=== Do this ===
Look through the material and copy each line holding "color".

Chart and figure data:
— begin —

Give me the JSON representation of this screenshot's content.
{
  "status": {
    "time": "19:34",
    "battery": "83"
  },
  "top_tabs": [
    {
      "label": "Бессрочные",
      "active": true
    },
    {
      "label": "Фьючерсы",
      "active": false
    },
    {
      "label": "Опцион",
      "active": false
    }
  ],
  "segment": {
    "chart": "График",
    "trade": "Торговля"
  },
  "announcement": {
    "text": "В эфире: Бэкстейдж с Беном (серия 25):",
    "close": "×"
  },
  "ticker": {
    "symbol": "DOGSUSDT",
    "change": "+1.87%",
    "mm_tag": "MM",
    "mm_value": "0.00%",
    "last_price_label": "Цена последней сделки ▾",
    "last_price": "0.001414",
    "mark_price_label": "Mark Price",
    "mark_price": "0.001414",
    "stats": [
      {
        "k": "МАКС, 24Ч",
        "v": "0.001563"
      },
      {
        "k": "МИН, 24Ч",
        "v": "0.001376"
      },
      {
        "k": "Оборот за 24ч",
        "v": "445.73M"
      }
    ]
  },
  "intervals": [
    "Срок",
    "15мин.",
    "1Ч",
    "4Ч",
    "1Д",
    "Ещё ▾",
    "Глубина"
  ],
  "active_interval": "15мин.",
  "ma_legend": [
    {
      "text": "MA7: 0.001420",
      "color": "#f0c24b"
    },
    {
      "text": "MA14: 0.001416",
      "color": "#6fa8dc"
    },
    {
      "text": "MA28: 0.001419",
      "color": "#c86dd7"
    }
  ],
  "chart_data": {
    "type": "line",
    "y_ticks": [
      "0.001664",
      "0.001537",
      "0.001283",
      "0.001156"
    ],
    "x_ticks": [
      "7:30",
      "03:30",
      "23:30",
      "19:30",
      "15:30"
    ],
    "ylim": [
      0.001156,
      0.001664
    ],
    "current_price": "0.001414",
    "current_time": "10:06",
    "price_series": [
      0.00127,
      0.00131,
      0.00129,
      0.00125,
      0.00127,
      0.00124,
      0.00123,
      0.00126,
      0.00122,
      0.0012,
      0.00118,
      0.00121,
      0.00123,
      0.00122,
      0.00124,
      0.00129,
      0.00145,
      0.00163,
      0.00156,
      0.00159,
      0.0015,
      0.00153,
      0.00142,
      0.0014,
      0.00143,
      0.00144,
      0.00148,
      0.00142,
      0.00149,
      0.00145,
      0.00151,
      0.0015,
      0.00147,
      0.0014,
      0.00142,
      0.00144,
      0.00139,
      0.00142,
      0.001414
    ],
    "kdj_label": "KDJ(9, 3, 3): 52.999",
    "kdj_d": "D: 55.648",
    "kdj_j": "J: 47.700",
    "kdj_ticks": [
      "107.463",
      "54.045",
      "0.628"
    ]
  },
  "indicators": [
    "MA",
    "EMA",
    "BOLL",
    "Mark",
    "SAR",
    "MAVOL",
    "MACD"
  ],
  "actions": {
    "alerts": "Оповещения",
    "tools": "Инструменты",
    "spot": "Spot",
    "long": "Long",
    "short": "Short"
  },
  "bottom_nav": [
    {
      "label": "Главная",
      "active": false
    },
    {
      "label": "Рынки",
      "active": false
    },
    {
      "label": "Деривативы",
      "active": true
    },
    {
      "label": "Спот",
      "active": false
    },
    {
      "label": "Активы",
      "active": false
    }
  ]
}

— end —

=== Complete answer ===
      "color": "#f0c24b"
      "color": "#6fa8dc"
      "color": "#c86dd7"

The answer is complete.